> [Exercise] The data below must be copied in full and without any change.

— begin Provided information —

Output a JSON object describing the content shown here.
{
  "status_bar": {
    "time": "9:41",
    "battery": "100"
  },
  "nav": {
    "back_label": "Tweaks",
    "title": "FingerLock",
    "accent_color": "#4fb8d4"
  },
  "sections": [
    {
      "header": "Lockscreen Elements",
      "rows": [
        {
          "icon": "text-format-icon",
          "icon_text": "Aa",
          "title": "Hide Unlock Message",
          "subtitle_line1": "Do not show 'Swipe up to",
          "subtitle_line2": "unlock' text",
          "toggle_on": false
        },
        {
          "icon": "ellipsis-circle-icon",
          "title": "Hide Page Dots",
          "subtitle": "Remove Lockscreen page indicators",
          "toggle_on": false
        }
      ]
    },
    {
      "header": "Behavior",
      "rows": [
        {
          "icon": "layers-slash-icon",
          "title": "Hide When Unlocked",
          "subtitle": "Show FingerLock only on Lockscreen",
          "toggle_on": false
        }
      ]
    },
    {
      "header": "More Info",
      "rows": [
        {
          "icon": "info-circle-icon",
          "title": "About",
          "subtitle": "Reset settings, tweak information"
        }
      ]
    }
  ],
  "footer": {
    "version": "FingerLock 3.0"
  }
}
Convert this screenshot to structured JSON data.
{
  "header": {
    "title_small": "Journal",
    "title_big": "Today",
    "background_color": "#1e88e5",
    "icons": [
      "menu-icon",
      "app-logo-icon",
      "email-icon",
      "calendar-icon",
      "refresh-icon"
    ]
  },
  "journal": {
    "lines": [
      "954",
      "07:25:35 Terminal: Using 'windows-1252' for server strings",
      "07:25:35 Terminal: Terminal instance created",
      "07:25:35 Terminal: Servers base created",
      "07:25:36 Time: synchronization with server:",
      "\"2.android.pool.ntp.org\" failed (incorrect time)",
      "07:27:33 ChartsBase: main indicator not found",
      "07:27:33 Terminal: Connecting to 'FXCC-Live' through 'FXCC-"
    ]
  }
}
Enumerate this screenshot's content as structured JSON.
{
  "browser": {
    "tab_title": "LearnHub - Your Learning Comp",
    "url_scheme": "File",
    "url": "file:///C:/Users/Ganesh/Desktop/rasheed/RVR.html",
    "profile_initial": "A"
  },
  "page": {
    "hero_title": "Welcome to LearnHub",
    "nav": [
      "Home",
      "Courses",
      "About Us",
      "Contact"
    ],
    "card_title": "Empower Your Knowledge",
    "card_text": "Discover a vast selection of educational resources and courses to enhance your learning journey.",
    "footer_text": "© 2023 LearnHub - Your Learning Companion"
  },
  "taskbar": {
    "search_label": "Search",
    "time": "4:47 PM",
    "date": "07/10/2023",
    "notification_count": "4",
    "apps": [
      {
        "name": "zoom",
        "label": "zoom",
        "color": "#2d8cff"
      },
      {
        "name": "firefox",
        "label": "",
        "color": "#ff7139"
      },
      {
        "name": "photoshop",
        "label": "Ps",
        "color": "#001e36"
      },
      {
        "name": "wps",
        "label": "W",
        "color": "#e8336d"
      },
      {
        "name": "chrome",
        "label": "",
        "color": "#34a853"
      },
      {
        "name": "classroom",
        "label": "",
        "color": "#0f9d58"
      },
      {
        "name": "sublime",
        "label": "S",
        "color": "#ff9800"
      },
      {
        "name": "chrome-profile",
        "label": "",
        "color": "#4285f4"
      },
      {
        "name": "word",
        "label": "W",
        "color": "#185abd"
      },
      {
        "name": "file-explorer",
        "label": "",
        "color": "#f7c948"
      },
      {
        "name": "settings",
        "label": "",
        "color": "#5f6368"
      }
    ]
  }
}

— end Provided information —

> [Exercise output]
Output a JSON object describing the content shown here.
{
  "status_bar": {
    "time": "9:41",
    "battery": "100"
  },
  "nav": {
    "back_label": "Tweaks",
    "title": "FingerLock",
    "accent_color": "#4fb8d4"
  },
  "sections": [
    {
      "header": "Lockscreen Elements",
      "rows": [
        {
          "icon": "text-format-icon",
          "icon_text": "Aa",
          "title": "Hide Unlock Message",
          "subtitle_line1": "Do not show 'Swipe up to",
          "subtitle_line2": "unlock' text",
          "toggle_on": false
        },
        {
          "icon": "ellipsis-circle-icon",
          "title": "Hide Page Dots",
          "subtitle": "Remove Lockscreen page indicators",
          "toggle_on": false
        }
      ]
    },
    {
      "header": "Behavior",
      "rows": [
        {
          "icon": "layers-slash-icon",
          "title": "Hide When Unlocked",
          "subtitle": "Show FingerLock only on Lockscreen",
          "toggle_on": false
        }
      ]
    },
    {
      "header": "More Info",
      "rows": [
        {
          "icon": "info-circle-icon",
          "title": "About",
          "subtitle": "Reset settings, tweak information"
        }
      ]
    }
  ],
  "footer": {
    "version": "FingerLock 3.0"
  }
}
Convert this screenshot to structured JSON data.
{
  "header": {
    "title_small": "Journal",
    "title_big": "Today",
    "background_color": "#1e88e5",
    "icons": [
      "menu-icon",
      "app-logo-icon",
      "email-icon",
      "calendar-icon",
      "refresh-icon"
    ]
  },
  "journal": {
    "lines": [
      "954",
      "07:25:35 Terminal: Using 'windows-1252' for server strings",
      "07:25:35 Terminal: Terminal instance created",
      "07:25:35 Terminal: Servers base created",
      "07:25:36 Time: synchronization with server:",
      "\"2.android.pool.ntp.org\" failed (incorrect time)",
      "07:27:33 ChartsBase: main indicator not found",
      "07:27:33 Terminal: Connecting to 'FXCC-Live' through 'FXCC-"
    ]
  }
}
Enumerate this screenshot's content as structured JSON.
{
  "browser": {
    "tab_title": "LearnHub - Your Learning Comp",
    "url_scheme": "File",
    "url": "file:///C:/Users/Ganesh/Desktop/rasheed/RVR.html",
    "profile_initial": "A"
  },
  "page": {
    "hero_title": "Welcome to LearnHub",
    "nav": [
      "Home",
      "Courses",
      "About Us",
      "Contact"
    ],
    "card_title": "Empower Your Knowledge",
    "card_text": "Discover a vast selection of educational resources and courses to enhance your learning journey.",
    "footer_text": "© 2023 LearnHub - Your Learning Companion"
  },
  "taskbar": {
    "search_label": "Search",
    "time": "4:47 PM",
    "date": "07/10/2023",
    "notification_count": "4",
    "apps": [
      {
        "name": "zoom",
        "label": "zoom",
        "color": "#2d8cff"
      },
      {
        "name": "firefox",
        "label": "",
        "color": "#ff7139"
      },
      {
        "name": "photoshop",
        "label": "Ps",
        "color": "#001e36"
      },
      {
        "name": "wps",
        "label": "W",
        "color": "#e8336d"
      },
      {
        "name": "chrome",
        "label": "",
        "color": "#34a853"
      },
      {
        "name": "classroom",
        "label": "",
        "color": "#0f9d58"
      },
      {
        "name": "sublime",
        "label": "S",
        "color": "#ff9800"
      },
      {
        "name": "chrome-profile",
        "label": "",
        "color": "#4285f4"
      },
      {
        "name": "word",
        "label": "W",
        "color": "#185abd"
      },
      {
        "name": "file-explorer",
        "label": "",
        "color": "#f7c948"
      },
      {
        "name": "settings",
        "label": "",
        "color": "#5f6368"
      }
    ]
  }
}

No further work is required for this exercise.